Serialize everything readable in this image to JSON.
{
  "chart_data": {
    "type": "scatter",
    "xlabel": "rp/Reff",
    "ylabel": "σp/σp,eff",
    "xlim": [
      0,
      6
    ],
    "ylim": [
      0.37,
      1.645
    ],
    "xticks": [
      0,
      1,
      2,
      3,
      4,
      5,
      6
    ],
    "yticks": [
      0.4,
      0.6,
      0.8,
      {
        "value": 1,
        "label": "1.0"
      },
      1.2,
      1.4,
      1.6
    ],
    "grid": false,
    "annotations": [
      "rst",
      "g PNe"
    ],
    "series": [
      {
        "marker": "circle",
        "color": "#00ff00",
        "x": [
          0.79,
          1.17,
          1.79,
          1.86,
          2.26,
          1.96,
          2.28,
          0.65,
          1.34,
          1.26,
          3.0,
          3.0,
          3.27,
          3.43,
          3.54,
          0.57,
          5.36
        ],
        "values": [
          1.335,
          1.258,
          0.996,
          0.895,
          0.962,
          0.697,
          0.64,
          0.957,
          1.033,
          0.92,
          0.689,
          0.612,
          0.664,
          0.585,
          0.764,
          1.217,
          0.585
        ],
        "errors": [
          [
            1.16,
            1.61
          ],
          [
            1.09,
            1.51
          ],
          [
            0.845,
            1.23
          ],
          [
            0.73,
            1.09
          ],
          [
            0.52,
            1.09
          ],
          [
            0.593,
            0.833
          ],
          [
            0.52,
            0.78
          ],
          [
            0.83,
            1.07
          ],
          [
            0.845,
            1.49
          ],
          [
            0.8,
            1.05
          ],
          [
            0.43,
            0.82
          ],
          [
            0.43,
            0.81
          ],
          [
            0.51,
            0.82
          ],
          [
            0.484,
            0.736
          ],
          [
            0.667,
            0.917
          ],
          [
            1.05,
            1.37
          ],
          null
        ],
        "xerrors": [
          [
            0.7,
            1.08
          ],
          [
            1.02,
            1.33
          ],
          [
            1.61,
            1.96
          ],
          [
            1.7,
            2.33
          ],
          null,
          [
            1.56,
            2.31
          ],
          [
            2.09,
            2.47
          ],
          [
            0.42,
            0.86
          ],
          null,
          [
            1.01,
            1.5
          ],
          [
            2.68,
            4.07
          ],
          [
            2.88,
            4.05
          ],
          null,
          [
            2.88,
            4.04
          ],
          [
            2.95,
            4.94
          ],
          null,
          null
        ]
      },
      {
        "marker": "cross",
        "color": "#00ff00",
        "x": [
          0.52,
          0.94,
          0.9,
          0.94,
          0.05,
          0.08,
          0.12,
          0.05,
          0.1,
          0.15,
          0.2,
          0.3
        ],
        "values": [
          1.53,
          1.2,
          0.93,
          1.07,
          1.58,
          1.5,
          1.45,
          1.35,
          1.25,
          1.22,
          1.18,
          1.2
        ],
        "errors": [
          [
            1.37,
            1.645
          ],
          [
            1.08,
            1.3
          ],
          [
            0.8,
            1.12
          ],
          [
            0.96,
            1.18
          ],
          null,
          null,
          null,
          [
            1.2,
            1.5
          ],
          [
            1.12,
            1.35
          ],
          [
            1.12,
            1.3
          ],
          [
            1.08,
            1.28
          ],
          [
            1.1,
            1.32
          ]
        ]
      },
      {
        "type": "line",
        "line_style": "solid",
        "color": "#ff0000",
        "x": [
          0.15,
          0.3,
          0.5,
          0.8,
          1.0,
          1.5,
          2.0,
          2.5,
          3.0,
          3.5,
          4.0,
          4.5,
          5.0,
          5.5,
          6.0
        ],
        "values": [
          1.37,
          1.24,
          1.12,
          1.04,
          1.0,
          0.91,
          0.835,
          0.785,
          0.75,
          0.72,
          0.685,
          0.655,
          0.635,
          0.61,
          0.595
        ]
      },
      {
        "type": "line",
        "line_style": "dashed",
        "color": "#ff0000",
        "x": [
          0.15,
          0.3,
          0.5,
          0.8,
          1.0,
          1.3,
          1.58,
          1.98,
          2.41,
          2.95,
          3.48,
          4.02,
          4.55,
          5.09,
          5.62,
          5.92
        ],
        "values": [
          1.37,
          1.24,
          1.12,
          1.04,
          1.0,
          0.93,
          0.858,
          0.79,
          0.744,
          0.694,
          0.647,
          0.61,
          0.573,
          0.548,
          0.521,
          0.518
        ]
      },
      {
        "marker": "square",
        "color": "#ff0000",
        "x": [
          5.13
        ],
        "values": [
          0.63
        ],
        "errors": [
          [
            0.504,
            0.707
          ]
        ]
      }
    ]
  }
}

WHAT YOU SHOULD DO:
Scan the lines for the string "marker". Pick out every line that has it.

SOLUTION BELOW:
        "marker": "circle",
        "marker": "cross",
        "marker": "square",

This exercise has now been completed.